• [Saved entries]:
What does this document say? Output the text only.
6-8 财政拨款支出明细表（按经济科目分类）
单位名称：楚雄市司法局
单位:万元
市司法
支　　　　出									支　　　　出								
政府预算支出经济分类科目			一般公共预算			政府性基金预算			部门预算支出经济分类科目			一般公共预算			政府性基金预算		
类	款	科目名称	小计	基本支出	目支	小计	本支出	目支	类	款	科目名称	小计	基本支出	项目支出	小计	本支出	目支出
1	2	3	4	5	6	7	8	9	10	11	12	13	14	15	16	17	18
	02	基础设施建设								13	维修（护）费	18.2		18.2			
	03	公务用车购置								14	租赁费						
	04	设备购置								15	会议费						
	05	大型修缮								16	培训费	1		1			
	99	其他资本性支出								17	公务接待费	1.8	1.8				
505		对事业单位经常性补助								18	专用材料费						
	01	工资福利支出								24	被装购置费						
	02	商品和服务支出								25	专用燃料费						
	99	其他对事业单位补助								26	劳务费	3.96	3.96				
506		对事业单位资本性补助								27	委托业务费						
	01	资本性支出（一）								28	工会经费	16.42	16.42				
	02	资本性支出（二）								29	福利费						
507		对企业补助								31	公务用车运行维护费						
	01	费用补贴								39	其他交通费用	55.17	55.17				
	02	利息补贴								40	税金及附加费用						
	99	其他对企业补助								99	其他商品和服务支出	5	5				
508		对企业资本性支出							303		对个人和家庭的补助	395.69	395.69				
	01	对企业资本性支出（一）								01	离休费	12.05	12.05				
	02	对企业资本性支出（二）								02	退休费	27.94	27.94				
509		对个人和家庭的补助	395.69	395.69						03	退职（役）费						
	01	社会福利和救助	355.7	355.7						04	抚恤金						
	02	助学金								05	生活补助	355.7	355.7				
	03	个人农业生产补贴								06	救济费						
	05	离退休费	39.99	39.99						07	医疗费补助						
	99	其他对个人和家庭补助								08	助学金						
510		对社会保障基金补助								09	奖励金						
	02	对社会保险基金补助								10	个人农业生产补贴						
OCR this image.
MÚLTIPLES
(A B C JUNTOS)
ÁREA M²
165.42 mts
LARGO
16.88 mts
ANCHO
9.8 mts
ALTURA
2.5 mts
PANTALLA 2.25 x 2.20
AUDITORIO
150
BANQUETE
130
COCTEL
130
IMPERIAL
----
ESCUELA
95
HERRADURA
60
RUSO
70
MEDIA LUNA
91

* * *

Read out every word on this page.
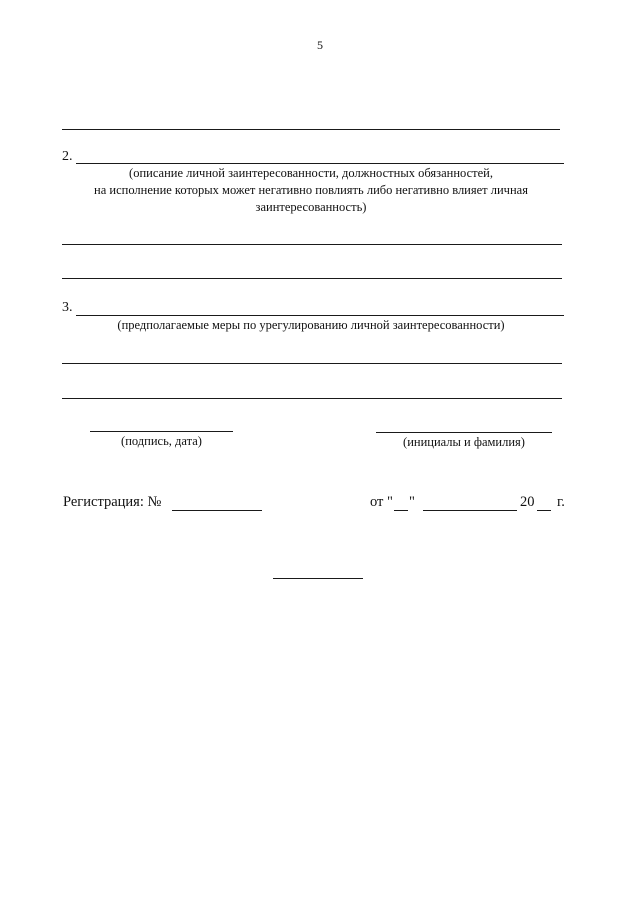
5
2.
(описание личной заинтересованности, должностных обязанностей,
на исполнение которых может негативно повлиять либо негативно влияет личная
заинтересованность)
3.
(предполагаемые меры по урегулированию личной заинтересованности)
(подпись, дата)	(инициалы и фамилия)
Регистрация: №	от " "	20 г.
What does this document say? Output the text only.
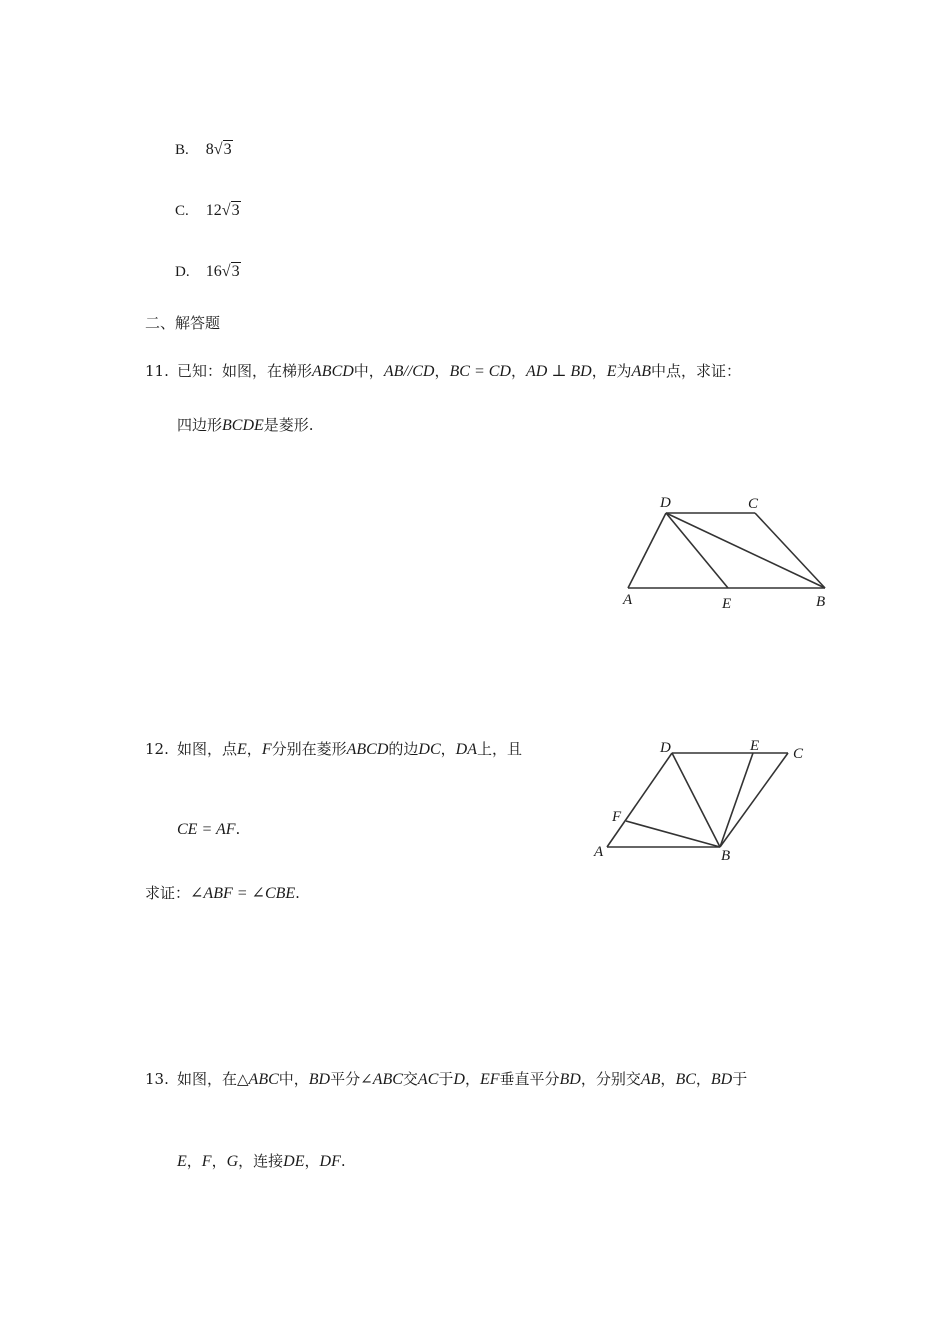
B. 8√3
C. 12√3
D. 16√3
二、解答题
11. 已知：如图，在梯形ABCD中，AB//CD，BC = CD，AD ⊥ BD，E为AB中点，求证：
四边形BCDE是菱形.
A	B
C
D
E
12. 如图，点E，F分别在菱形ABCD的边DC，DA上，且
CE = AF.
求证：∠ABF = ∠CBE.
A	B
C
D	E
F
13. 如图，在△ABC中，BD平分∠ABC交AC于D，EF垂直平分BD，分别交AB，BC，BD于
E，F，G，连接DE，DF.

---

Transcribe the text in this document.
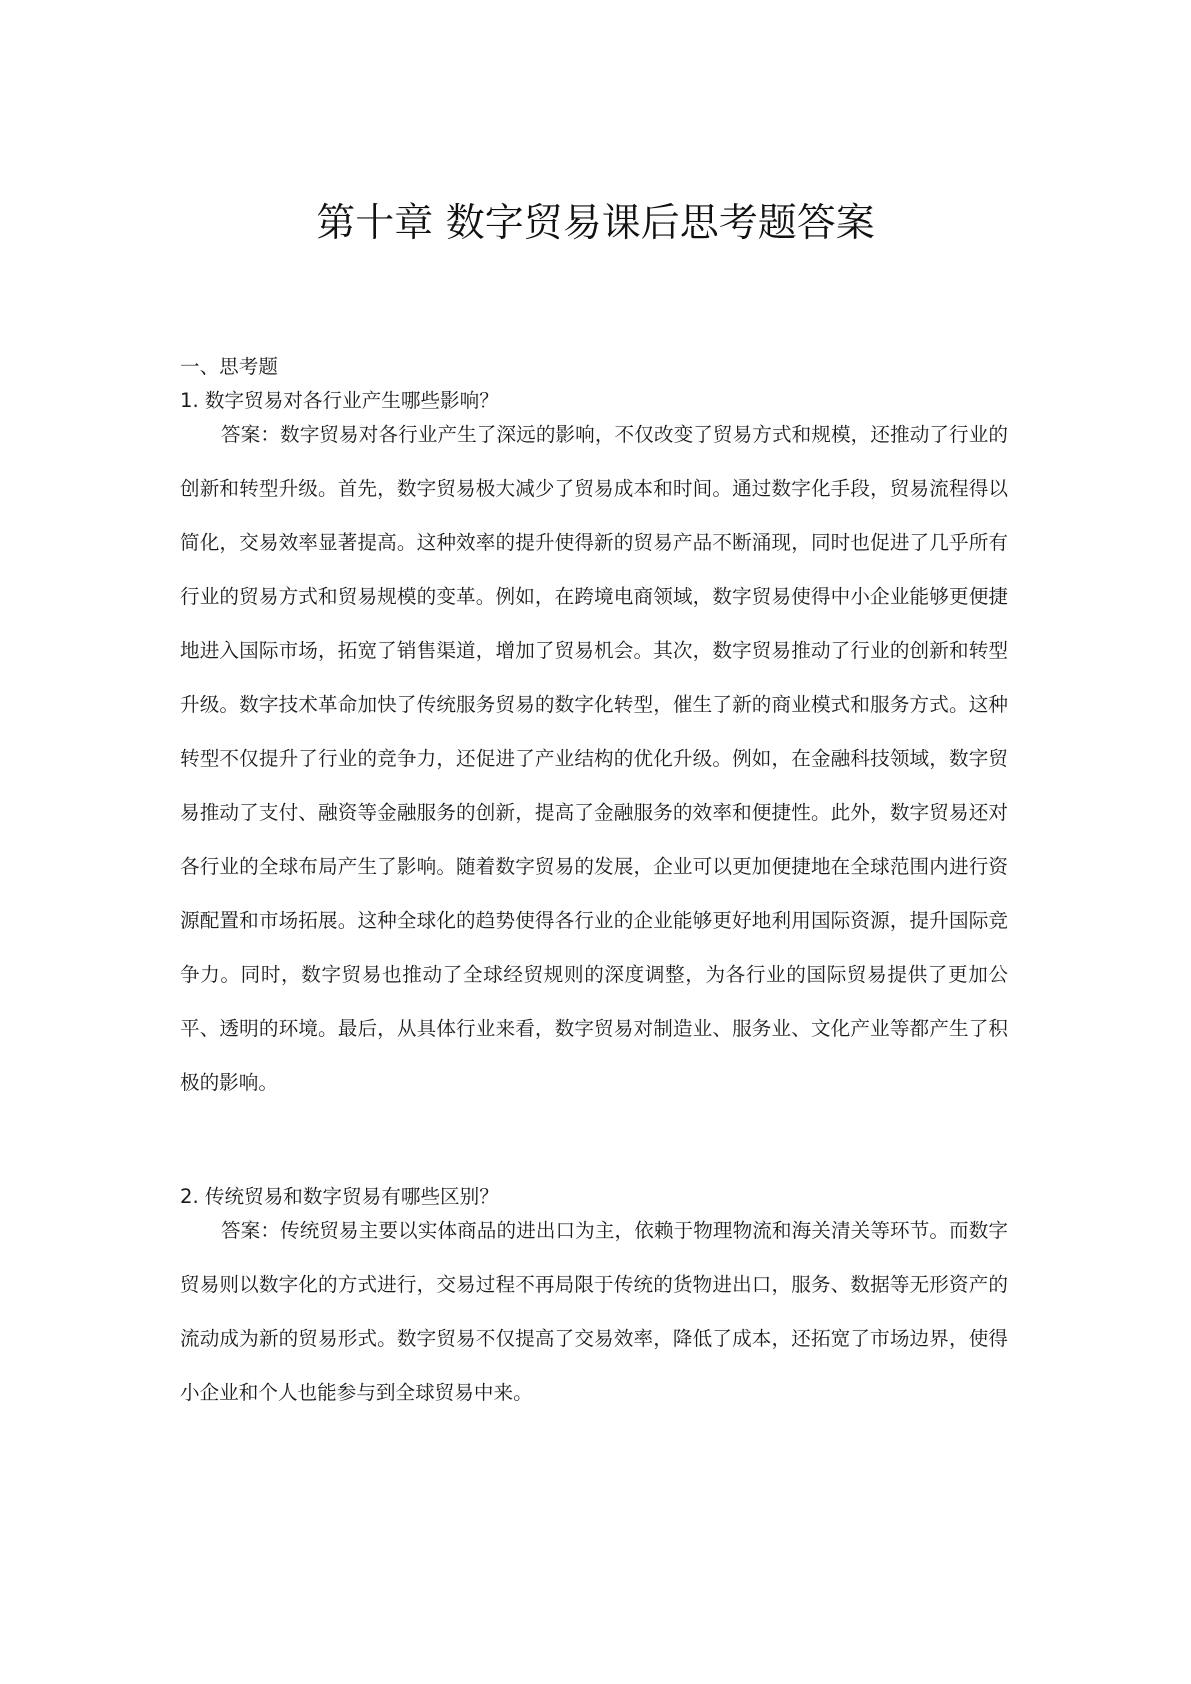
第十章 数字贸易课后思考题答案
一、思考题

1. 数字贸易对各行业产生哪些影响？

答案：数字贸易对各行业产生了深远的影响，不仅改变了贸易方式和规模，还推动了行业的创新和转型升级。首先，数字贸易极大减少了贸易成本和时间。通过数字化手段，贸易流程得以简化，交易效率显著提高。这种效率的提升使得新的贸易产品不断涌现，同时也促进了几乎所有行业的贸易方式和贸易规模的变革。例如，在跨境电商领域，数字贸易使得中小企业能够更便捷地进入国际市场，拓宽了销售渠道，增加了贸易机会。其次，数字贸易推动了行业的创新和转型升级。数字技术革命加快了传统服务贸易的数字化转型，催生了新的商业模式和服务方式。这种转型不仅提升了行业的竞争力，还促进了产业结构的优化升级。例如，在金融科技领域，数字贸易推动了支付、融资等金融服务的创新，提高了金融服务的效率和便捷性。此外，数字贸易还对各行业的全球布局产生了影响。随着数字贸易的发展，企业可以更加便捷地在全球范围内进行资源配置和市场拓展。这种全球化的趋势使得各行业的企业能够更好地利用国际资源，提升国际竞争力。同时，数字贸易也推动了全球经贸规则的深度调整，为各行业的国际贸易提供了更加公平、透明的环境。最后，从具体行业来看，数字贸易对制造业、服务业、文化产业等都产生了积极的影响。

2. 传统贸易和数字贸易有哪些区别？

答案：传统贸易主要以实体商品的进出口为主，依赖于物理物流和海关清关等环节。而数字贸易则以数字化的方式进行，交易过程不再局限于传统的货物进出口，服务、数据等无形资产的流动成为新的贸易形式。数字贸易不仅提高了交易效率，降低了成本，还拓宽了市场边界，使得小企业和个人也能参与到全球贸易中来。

• [Exercise task]:
Give the count of lines in the listing that hold the word "个人农业生产补贴", with no other text.

• [Result]:
2